- _To do_
Transcribe all of the material exactly.
#####
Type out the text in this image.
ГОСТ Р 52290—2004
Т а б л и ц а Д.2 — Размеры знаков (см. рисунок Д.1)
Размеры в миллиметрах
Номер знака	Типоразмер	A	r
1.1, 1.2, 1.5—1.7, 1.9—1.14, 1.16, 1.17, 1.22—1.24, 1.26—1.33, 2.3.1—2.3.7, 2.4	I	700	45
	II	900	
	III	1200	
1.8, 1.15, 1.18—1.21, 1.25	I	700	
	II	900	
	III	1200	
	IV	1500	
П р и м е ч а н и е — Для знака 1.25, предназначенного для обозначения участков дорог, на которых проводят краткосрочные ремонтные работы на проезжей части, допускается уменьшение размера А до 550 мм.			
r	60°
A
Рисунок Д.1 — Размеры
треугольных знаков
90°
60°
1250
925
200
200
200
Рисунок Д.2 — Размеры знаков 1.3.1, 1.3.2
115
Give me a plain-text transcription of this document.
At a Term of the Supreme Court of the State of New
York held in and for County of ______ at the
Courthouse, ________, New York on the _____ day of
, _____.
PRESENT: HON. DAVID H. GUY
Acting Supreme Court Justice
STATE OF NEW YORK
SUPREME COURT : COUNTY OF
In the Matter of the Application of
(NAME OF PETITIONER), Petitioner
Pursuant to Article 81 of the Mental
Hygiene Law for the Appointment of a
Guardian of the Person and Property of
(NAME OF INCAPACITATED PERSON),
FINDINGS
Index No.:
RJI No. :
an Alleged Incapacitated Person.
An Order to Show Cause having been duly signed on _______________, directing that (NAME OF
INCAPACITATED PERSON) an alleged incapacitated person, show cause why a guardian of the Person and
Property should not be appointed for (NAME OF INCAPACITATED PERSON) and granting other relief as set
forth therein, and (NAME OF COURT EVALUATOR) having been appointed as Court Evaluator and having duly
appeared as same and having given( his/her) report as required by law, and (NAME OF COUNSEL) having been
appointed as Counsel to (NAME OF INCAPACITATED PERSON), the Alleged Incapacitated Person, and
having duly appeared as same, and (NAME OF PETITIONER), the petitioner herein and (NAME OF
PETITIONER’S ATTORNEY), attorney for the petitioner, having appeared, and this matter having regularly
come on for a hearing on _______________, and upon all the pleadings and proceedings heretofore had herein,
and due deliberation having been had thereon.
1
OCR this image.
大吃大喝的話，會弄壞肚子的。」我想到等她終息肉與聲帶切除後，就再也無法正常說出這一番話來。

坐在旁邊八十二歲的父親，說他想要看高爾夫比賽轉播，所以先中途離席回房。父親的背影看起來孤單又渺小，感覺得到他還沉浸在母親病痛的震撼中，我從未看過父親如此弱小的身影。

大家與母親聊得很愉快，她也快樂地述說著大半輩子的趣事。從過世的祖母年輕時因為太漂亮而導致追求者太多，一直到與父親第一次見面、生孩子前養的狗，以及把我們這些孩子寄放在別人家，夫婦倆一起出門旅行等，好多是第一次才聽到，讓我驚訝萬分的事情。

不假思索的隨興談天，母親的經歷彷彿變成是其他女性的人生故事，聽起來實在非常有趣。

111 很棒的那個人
#####
- _The result_
Type out the text in this image.
ГОСТ Р 52290—2004
Т а б л и ц а Д.2 — Размеры знаков (см. рисунок Д.1)
Размеры в миллиметрах
Номер знака	Типоразмер	A	r
1.1, 1.2, 1.5—1.7, 1.9—1.14, 1.16, 1.17, 1.22—1.24, 1.26—1.33, 2.3.1—2.3.7, 2.4	I	700	45
	II	900	
	III	1200	
1.8, 1.15, 1.18—1.21, 1.25	I	700	
	II	900	
	III	1200	
	IV	1500	
П р и м е ч а н и е — Для знака 1.25, предназначенного для обозначения участков дорог, на которых проводят краткосрочные ремонтные работы на проезжей части, допускается уменьшение размера А до 550 мм.			
r	60°
A
Рисунок Д.1 — Размеры
треугольных знаков
90°
60°
1250
925
200
200
200
Рисунок Д.2 — Размеры знаков 1.3.1, 1.3.2
115
Give me a plain-text transcription of this document.
At a Term of the Supreme Court of the State of New
York held in and for County of ______ at the
Courthouse, ________, New York on the _____ day of
, _____.
PRESENT: HON. DAVID H. GUY
Acting Supreme Court Justice
STATE OF NEW YORK
SUPREME COURT : COUNTY OF
In the Matter of the Application of
(NAME OF PETITIONER), Petitioner
Pursuant to Article 81 of the Mental
Hygiene Law for the Appointment of a
Guardian of the Person and Property of
(NAME OF INCAPACITATED PERSON),
FINDINGS
Index No.:
RJI No. :
an Alleged Incapacitated Person.
An Order to Show Cause having been duly signed on _______________, directing that (NAME OF
INCAPACITATED PERSON) an alleged incapacitated person, show cause why a guardian of the Person and
Property should not be appointed for (NAME OF INCAPACITATED PERSON) and granting other relief as set
forth therein, and (NAME OF COURT EVALUATOR) having been appointed as Court Evaluator and having duly
appeared as same and having given( his/her) report as required by law, and (NAME OF COUNSEL) having been
appointed as Counsel to (NAME OF INCAPACITATED PERSON), the Alleged Incapacitated Person, and
having duly appeared as same, and (NAME OF PETITIONER), the petitioner herein and (NAME OF
PETITIONER’S ATTORNEY), attorney for the petitioner, having appeared, and this matter having regularly
come on for a hearing on _______________, and upon all the pleadings and proceedings heretofore had herein,
and due deliberation having been had thereon.
1
OCR this image.
大吃大喝的話，會弄壞肚子的。」我想到等她終息肉與聲帶切除後，就再也無法正常說出這一番話來。

坐在旁邊八十二歲的父親，說他想要看高爾夫比賽轉播，所以先中途離席回房。父親的背影看起來孤單又渺小，感覺得到他還沉浸在母親病痛的震撼中，我從未看過父親如此弱小的身影。

大家與母親聊得很愉快，她也快樂地述說著大半輩子的趣事。從過世的祖母年輕時因為太漂亮而導致追求者太多，一直到與父親第一次見面、生孩子前養的狗，以及把我們這些孩子寄放在別人家，夫婦倆一起出門旅行等，好多是第一次才聽到，讓我驚訝萬分的事情。

不假思索的隨興談天，母親的經歷彷彿變成是其他女性的人生故事，聽起來實在非常有趣。

111 很棒的那個人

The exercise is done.